## What you should do
Look through the lines below and extract any with the word "Project".

## Provided material
+ + + + +

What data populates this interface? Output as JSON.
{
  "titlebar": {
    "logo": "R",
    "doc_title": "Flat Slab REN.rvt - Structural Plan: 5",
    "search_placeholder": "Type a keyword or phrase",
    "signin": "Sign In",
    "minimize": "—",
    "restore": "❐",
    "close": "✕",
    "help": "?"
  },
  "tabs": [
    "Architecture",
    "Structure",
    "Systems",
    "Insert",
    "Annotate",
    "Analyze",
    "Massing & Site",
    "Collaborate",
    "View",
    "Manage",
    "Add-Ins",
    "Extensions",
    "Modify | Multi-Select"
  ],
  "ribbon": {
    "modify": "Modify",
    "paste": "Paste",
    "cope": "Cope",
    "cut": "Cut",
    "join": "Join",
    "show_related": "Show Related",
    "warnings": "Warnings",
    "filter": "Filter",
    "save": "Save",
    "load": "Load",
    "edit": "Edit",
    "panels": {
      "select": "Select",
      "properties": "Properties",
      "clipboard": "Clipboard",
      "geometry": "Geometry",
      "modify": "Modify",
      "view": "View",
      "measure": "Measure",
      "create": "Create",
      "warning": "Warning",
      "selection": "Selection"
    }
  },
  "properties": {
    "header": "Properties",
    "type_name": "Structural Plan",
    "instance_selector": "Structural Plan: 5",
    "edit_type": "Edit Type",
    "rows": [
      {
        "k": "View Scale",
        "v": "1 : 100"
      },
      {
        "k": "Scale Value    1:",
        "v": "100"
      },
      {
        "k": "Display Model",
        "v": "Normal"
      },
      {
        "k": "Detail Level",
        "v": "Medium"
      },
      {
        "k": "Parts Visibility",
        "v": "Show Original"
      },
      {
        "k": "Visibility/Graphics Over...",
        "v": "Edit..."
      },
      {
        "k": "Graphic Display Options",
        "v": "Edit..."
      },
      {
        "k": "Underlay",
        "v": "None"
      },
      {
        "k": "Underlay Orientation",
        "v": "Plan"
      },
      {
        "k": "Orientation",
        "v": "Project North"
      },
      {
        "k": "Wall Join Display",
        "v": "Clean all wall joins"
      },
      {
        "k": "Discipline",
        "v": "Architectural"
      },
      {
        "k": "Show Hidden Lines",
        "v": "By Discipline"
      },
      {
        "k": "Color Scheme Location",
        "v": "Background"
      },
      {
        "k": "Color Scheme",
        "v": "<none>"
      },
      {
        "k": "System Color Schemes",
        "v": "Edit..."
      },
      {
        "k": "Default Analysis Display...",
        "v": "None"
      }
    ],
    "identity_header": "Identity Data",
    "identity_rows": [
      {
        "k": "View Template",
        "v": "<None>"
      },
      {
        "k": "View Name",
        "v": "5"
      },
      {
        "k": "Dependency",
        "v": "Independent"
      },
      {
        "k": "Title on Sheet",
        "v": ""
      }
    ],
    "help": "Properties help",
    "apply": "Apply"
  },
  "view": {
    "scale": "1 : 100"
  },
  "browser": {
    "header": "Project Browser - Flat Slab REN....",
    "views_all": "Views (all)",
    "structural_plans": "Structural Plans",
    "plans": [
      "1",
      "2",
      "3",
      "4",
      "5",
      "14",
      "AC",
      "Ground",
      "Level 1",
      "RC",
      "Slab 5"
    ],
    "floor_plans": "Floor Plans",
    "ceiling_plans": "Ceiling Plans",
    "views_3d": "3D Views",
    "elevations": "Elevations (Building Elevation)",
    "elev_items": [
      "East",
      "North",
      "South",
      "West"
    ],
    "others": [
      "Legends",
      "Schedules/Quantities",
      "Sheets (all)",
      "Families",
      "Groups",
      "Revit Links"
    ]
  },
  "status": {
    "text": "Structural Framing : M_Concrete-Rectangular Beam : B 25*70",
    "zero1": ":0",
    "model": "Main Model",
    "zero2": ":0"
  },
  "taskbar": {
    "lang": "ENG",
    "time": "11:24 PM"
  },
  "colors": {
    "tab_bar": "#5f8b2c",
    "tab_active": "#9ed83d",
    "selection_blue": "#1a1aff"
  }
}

+ + + + +

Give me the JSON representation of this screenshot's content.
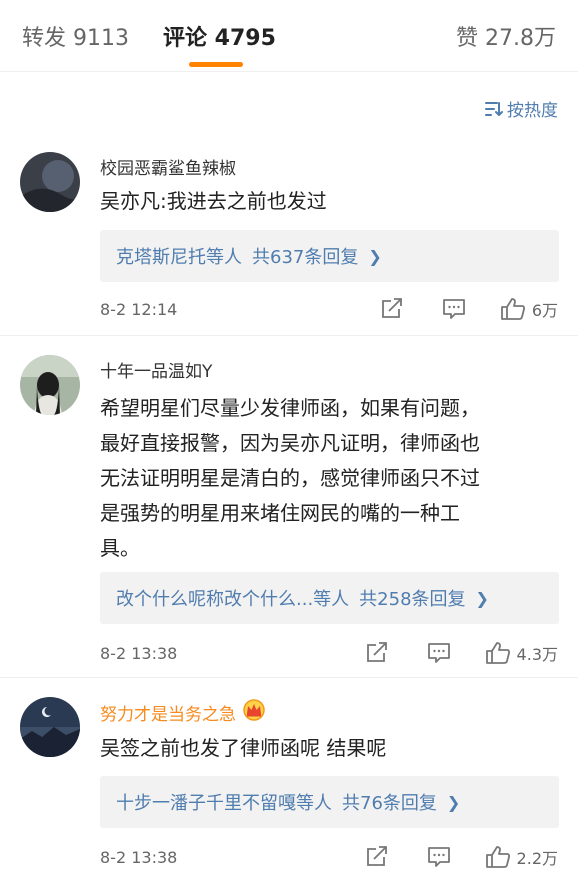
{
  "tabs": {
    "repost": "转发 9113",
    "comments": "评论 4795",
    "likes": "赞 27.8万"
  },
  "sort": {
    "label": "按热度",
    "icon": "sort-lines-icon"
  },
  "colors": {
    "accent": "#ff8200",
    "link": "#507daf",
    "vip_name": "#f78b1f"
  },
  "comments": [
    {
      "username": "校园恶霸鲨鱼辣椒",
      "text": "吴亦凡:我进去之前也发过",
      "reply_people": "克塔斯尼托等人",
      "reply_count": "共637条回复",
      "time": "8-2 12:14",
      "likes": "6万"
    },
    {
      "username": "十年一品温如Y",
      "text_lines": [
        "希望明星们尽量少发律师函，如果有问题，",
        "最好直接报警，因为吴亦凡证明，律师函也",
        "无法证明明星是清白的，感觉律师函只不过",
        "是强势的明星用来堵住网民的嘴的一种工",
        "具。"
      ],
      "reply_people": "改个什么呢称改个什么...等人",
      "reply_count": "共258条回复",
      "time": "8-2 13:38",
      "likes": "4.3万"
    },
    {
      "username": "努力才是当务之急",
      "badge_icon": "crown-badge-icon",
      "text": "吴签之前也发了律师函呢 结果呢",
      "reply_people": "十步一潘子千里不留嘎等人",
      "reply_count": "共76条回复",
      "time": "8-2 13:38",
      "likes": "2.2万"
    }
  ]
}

+ + + + +

## Full output
        "v": "Project North"
    "header": "Project Browser - Flat Slab REN....",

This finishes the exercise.